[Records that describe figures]
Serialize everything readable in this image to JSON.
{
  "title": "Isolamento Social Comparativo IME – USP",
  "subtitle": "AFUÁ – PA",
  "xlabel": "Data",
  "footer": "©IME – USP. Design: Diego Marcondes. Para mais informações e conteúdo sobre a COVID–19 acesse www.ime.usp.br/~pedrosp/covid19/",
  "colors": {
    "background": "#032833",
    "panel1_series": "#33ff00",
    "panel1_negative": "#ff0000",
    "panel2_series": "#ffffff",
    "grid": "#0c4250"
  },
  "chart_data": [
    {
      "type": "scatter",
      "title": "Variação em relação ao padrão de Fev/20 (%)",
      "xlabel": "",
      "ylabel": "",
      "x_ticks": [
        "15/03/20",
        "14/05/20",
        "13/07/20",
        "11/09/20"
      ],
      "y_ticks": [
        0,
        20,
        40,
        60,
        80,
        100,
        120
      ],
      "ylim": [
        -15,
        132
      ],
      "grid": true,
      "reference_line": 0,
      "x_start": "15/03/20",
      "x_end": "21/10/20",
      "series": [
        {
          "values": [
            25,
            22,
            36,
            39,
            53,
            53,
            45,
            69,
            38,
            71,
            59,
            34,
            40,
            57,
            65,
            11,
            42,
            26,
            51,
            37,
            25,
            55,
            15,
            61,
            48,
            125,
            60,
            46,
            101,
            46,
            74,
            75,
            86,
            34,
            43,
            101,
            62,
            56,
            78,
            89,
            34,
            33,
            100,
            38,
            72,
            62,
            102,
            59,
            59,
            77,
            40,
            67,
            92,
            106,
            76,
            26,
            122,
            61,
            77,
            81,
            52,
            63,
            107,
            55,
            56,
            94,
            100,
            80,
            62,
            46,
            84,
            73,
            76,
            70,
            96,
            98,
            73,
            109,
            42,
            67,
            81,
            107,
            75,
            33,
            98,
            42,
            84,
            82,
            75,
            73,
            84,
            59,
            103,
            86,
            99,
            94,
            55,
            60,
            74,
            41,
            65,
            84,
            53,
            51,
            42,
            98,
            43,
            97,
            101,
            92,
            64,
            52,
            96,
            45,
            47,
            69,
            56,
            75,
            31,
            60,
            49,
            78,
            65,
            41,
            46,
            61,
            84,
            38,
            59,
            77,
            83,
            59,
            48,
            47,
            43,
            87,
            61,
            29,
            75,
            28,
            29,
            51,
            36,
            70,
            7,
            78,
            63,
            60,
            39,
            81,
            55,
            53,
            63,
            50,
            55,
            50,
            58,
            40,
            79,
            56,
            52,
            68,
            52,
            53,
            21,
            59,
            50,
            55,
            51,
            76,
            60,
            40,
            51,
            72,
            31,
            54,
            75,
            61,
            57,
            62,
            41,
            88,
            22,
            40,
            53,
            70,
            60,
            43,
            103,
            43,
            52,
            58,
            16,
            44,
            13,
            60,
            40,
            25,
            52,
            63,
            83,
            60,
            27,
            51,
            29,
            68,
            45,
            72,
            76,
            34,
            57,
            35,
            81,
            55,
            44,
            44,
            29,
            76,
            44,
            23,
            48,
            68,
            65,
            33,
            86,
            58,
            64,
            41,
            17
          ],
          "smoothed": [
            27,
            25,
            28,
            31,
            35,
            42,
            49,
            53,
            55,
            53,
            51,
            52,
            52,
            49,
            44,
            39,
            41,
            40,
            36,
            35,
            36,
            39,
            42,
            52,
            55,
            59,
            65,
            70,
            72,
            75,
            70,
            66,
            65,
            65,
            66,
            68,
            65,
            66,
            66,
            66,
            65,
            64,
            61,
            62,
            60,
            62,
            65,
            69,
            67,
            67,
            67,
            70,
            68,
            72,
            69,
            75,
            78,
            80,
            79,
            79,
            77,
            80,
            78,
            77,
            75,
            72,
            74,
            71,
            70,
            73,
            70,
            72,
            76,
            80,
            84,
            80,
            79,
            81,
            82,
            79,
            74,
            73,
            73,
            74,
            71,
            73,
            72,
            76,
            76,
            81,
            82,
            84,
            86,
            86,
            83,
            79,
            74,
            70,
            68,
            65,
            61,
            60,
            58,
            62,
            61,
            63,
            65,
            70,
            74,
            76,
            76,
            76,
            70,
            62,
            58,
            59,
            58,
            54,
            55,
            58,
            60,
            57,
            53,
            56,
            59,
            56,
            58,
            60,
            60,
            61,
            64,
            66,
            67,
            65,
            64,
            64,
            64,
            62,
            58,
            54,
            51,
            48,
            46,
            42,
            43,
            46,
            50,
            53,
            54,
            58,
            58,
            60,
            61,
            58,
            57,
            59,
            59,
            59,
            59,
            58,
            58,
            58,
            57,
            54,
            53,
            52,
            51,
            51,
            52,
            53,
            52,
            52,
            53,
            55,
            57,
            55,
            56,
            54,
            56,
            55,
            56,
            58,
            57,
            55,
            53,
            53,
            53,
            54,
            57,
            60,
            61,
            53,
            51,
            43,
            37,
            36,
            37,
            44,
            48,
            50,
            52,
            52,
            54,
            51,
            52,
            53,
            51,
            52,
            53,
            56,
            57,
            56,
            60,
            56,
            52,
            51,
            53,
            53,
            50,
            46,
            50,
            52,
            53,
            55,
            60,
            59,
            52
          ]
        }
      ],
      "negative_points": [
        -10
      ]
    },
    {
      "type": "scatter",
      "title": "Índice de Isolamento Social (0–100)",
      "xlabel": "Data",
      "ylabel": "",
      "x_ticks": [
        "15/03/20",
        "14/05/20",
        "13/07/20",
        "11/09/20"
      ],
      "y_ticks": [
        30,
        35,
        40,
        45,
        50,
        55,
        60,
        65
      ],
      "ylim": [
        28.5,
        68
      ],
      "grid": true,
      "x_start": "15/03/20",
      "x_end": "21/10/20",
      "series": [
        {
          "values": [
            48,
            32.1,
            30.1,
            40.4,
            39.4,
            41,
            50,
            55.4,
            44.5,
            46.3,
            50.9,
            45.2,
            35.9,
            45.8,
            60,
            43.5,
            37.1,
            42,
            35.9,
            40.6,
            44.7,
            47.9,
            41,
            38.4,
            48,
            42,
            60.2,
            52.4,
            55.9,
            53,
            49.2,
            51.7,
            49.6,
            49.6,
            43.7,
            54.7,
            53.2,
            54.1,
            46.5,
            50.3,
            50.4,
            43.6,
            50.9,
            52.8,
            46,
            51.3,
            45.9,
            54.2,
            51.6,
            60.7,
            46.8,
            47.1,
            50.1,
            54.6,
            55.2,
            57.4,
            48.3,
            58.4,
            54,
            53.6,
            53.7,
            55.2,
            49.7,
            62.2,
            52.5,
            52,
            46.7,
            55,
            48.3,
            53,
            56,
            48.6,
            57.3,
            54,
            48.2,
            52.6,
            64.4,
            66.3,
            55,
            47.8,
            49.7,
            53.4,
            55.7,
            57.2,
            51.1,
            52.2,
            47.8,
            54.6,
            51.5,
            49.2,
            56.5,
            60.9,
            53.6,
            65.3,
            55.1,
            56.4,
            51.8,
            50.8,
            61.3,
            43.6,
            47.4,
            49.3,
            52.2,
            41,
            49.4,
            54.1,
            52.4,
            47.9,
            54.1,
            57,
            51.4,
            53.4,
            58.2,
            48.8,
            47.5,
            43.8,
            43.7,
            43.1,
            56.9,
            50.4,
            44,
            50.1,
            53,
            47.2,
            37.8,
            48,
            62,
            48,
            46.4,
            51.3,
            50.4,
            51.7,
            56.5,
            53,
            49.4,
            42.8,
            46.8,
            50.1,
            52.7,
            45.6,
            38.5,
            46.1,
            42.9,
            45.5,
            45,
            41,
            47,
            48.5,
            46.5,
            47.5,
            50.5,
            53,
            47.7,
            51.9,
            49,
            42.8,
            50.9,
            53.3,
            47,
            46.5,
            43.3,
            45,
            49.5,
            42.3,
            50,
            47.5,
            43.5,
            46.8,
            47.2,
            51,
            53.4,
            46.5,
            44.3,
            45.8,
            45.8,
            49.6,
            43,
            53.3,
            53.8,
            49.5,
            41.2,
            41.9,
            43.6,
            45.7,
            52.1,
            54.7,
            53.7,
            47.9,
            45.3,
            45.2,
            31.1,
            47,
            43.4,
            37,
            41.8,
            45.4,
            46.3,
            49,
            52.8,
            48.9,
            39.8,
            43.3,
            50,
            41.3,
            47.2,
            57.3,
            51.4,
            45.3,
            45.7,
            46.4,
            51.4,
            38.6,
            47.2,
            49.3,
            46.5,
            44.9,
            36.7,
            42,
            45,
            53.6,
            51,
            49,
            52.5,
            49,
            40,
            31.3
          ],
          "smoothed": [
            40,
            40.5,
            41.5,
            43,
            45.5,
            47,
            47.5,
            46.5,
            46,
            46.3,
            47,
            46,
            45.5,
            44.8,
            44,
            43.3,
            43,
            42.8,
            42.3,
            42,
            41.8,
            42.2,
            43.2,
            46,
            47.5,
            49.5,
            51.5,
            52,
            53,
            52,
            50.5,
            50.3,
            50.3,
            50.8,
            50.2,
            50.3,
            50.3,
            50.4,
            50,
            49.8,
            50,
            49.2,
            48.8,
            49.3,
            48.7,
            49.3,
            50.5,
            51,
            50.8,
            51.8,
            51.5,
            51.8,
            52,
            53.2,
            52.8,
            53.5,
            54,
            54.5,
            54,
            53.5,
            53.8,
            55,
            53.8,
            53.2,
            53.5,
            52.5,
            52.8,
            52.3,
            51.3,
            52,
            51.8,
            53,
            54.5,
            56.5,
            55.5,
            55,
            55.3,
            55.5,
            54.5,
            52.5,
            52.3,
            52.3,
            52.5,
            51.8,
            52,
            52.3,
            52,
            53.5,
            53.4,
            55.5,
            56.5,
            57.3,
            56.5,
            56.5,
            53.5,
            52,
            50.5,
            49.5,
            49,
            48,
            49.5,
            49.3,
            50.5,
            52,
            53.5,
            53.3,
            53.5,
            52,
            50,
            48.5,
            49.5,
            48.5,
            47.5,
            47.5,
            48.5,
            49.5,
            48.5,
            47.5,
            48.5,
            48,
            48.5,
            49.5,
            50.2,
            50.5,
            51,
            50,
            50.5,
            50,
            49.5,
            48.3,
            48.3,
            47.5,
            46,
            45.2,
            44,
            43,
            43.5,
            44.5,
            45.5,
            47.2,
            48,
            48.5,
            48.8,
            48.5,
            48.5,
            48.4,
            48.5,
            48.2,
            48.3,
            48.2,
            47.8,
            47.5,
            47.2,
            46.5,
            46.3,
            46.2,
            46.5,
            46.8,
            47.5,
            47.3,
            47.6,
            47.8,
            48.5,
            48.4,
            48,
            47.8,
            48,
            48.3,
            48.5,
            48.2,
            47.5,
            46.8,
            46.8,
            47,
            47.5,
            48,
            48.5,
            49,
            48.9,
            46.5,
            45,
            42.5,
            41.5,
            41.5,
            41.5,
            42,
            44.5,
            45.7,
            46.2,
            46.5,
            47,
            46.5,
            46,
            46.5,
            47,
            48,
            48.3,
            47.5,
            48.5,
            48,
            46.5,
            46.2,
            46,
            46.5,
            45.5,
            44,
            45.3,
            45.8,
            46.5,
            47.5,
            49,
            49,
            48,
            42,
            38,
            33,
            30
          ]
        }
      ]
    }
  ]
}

_WRITTEN TASK_
Scan the data above and copy every line with "Isolamento" in it.

_SOLUTION FOR THIS PROBLEM_
  "title": "Isolamento Social Comparativo IME – USP",
      "title": "Índice de Isolamento Social (0–100)",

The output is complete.